:: Record excerpts
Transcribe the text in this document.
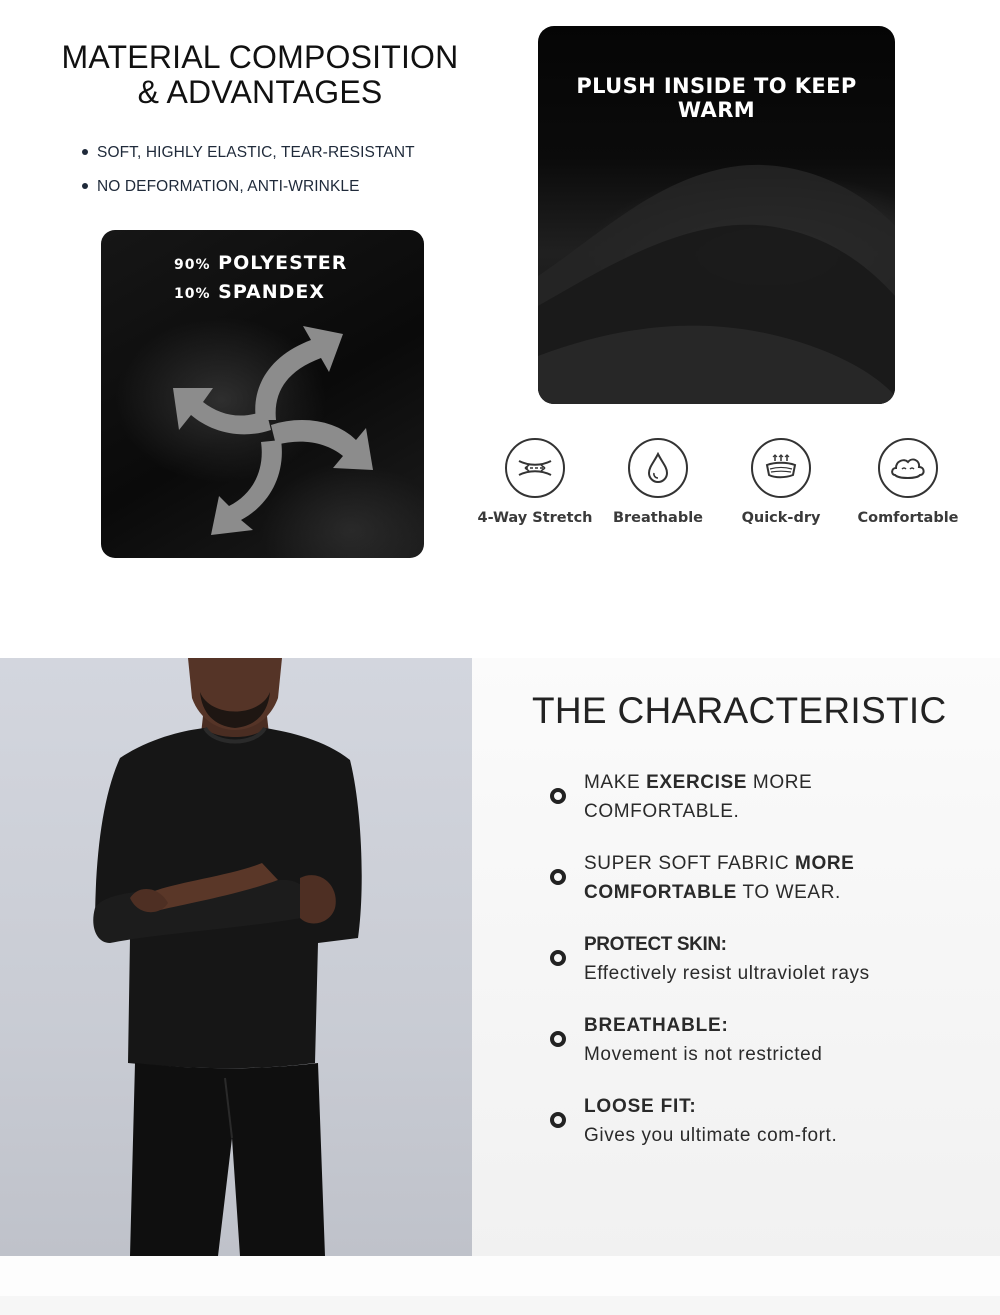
MATERIAL COMPOSITION
& ADVANTAGES
SOFT, HIGHLY ELASTIC, TEAR-RESISTANT
NO DEFORMATION, ANTI-WRINKLE
90% POLYESTER
10% SPANDEX
PLUSH INSIDE TO KEEP WARM
4-Way Stretch	Breathable	Quick-dry	Comfortable
THE CHARACTERISTIC
MAKE EXERCISE MORE
COMFORTABLE.
SUPER SOFT FABRIC MORE
COMFORTABLE TO WEAR.
PROTECT SKIN:
Effectively resist ultraviolet rays
BREATHABLE:
Movement is not restricted
LOOSE FIT:
Gives you ultimate com-fort.
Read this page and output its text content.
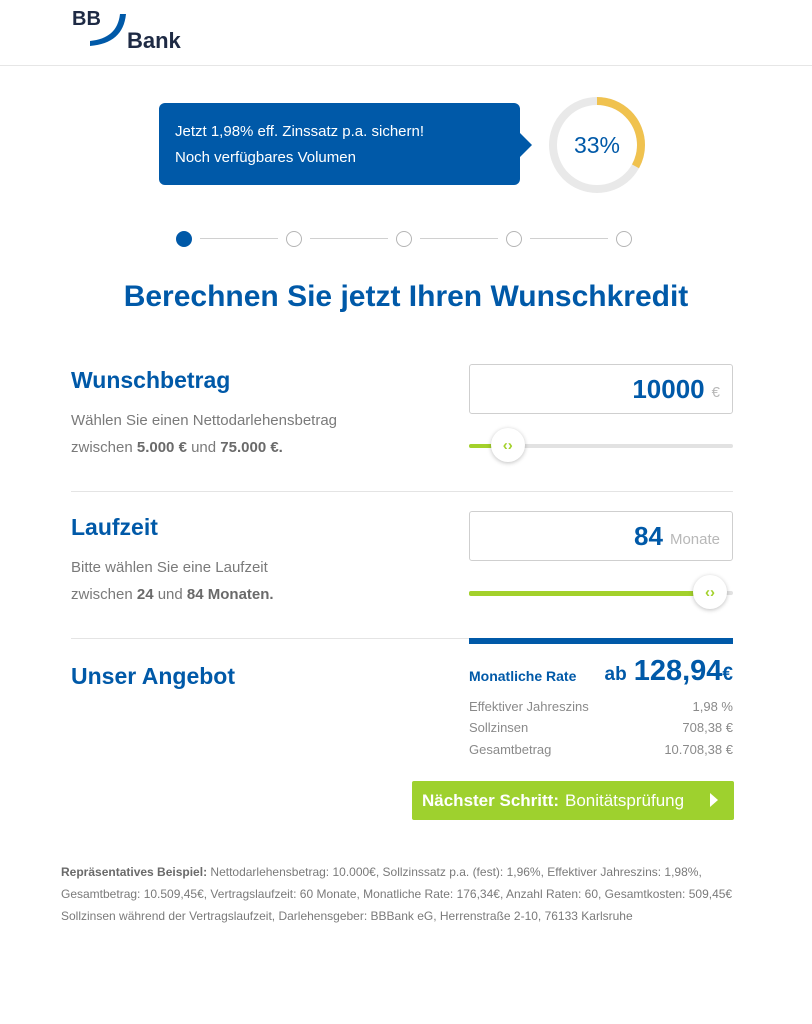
BB
Bank
Jetzt 1,98% eff. Zinssatz p.a. sichern!
Noch verfügbares Volumen	33%
Berechnen Sie jetzt Ihren Wunschkredit
Wunschbetrag
Wählen Sie einen Nettodarlehensbetrag
zwischen 5.000 € und 75.000 €.
10000 €
‹›
Laufzeit
Bitte wählen Sie eine Laufzeit
zwischen 24 und 84 Monaten.
84 Monate
‹›
Unser Angebot	Monatliche Rate ab 128,94 €
Effektiver Jahreszins	1,98 %
Sollzinsen	708,38 €
Gesamtbetrag	10.708,38 €
Nächster Schritt: Bonitätsprüfung
Repräsentatives Beispiel: Nettodarlehensbetrag: 10.000€, Sollzinssatz p.a. (fest): 1,96%, Effektiver Jahreszins: 1,98%, Gesamtbetrag: 10.509,45€, Vertragslaufzeit: 60 Monate, Monatliche Rate: 176,34€, Anzahl Raten: 60, Gesamtkosten: 509,45€ Sollzinsen während der Vertragslaufzeit, Darlehensgeber: BBBank eG, Herrenstraße 2-10, 76133 Karlsruhe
::::
Problem details -
Take the listing and print it again exactly, but without any pictures.

Written response -
Transcribe the text in this document.
MATERIAL COMPOSITION
& ADVANTAGES
SOFT, HIGHLY ELASTIC, TEAR-RESISTANT
NO DEFORMATION, ANTI-WRINKLE
90% POLYESTER
10% SPANDEX
PLUSH INSIDE TO KEEP WARM
4-Way Stretch	Breathable	Quick-dry	Comfortable
THE CHARACTERISTIC
MAKE EXERCISE MORE
COMFORTABLE.
SUPER SOFT FABRIC MORE
COMFORTABLE TO WEAR.
PROTECT SKIN:
Effectively resist ultraviolet rays
BREATHABLE:
Movement is not restricted
LOOSE FIT:
Gives you ultimate com-fort.
Read this page and output its text content.
BB
Bank
Jetzt 1,98% eff. Zinssatz p.a. sichern!
Noch verfügbares Volumen	33%
Berechnen Sie jetzt Ihren Wunschkredit
Wunschbetrag
Wählen Sie einen Nettodarlehensbetrag
zwischen 5.000 € und 75.000 €.
10000 €
‹›
Laufzeit
Bitte wählen Sie eine Laufzeit
zwischen 24 und 84 Monaten.
84 Monate
‹›
Unser Angebot	Monatliche Rate ab 128,94 €
Effektiver Jahreszins	1,98 %
Sollzinsen	708,38 €
Gesamtbetrag	10.708,38 €
Nächster Schritt: Bonitätsprüfung
Repräsentatives Beispiel: Nettodarlehensbetrag: 10.000€, Sollzinssatz p.a. (fest): 1,96%, Effektiver Jahreszins: 1,98%, Gesamtbetrag: 10.509,45€, Vertragslaufzeit: 60 Monate, Monatliche Rate: 176,34€, Anzahl Raten: 60, Gesamtkosten: 509,45€ Sollzinsen während der Vertragslaufzeit, Darlehensgeber: BBBank eG, Herrenstraße 2-10, 76133 Karlsruhe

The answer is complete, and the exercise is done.